--- start of Provided records ---

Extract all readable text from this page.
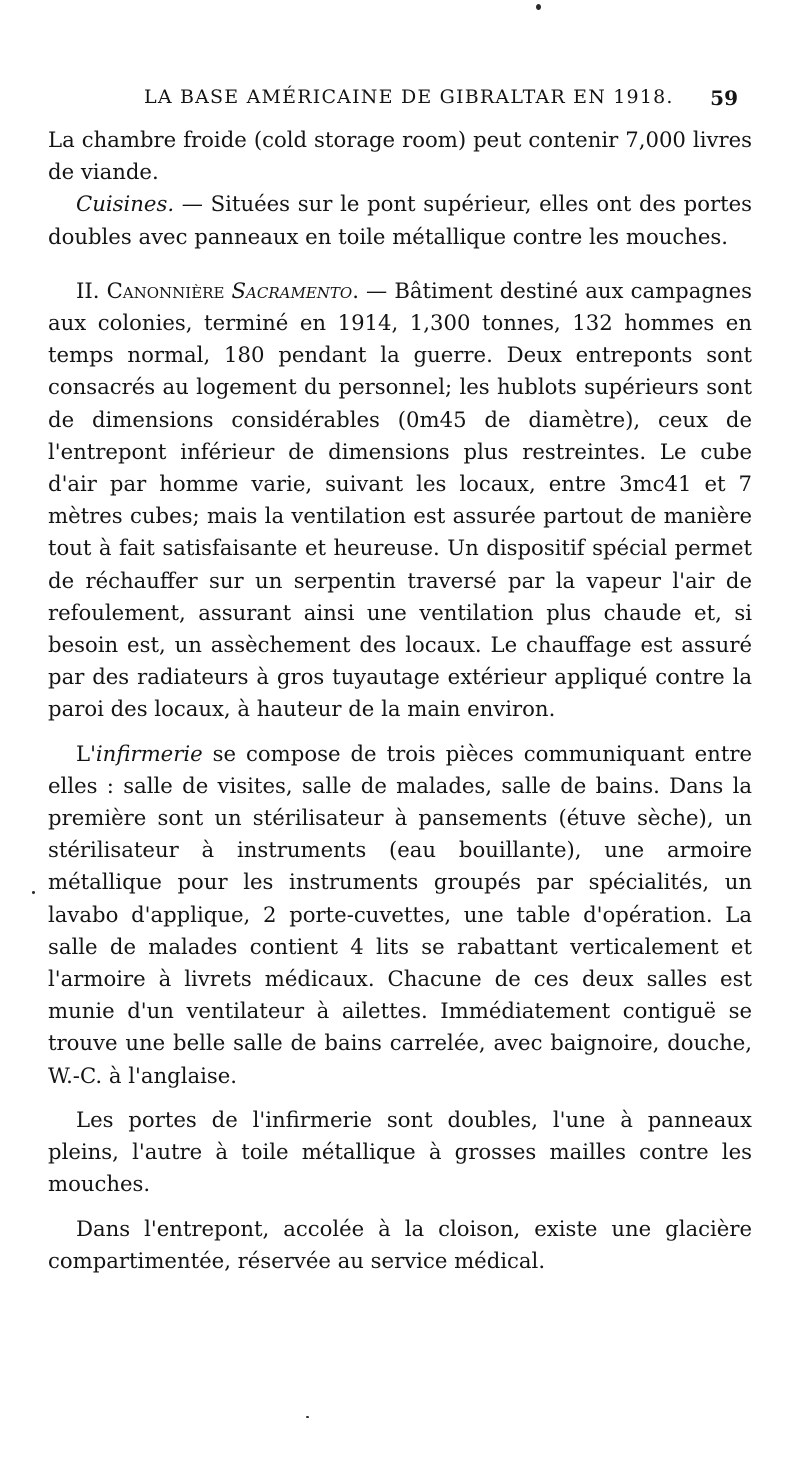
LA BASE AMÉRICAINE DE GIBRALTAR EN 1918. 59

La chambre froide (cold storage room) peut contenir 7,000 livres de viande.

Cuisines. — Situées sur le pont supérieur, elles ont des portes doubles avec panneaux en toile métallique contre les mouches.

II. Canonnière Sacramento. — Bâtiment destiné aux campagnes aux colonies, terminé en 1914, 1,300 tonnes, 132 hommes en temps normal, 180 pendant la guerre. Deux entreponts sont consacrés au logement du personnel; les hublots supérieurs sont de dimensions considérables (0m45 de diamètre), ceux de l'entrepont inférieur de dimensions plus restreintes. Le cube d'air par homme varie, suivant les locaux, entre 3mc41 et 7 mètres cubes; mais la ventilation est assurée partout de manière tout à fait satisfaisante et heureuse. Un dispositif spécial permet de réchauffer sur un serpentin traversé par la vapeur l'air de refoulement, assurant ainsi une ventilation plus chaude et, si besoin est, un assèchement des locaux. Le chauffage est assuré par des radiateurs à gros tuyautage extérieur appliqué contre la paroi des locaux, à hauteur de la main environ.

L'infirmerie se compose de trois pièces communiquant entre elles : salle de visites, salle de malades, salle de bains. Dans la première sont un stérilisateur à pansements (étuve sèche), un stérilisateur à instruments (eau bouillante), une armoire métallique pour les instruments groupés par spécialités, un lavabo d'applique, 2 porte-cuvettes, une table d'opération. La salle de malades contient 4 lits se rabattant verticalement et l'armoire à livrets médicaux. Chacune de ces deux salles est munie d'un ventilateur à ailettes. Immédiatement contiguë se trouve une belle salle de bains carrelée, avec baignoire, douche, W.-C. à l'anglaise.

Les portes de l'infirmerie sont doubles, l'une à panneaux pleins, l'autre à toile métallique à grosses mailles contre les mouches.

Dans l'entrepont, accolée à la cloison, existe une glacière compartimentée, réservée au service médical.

--- end of Provided records ---
--- start of Provided records ---

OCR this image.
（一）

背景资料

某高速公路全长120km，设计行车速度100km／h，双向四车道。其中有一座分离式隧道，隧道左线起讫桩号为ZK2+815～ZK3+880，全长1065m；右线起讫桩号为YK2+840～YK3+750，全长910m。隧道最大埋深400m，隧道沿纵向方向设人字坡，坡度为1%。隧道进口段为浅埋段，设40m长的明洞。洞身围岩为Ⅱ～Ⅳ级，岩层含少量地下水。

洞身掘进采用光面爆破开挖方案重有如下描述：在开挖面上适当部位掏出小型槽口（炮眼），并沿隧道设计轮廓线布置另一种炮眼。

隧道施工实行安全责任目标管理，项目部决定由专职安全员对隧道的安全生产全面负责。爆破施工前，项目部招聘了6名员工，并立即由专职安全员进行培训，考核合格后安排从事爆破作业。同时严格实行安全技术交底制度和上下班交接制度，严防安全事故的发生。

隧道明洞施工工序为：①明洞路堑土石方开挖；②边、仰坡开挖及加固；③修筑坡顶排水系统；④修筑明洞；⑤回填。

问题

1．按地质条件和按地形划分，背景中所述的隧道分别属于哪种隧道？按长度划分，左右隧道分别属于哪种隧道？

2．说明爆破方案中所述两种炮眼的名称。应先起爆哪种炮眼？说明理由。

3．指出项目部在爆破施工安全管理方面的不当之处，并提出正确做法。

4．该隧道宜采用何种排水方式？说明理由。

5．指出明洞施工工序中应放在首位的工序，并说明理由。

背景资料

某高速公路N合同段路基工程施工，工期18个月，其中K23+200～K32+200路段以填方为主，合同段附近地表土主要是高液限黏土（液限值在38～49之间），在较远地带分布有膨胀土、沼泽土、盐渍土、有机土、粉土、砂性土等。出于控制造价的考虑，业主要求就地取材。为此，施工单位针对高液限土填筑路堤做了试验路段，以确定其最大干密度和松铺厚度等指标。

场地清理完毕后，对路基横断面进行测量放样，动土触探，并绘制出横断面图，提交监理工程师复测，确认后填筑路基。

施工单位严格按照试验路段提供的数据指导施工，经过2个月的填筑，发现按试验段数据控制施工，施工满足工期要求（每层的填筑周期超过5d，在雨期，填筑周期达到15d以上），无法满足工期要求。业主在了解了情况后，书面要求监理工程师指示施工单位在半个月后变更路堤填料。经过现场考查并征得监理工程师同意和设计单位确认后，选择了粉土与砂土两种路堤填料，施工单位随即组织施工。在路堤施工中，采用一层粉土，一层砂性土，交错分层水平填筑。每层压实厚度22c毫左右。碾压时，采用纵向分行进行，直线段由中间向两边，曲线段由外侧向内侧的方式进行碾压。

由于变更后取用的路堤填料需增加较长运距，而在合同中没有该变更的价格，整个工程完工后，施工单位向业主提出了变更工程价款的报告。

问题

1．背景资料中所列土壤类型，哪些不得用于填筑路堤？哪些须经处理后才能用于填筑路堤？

--- end of Provided records ---

#### [What is needed]
Go through the records and copy each line with "Dans" in it.

#### [Written answer]
L'infirmerie se compose de trois pièces communiquant entre elles : salle de visites, salle de malades, salle de bains. Dans la première sont un stérilisateur à pansements (étuve sèche), un stérilisateur à instruments (eau bouillante), une armoire métallique pour les instruments groupés par spécialités, un lavabo d'applique, 2 porte-cuvettes, une table d'opération. La salle de malades contient 4 lits se rabattant verticalement et l'armoire à livrets médicaux. Chacune de ces deux salles est munie d'un ventilateur à ailettes. Immédiatement contiguë se trouve une belle salle de bains carrelée, avec baignoire, douche, W.-C. à l'anglaise.
Dans l'entrepont, accolée à la cloison, existe une glacière compartimentée, réservée au service médical.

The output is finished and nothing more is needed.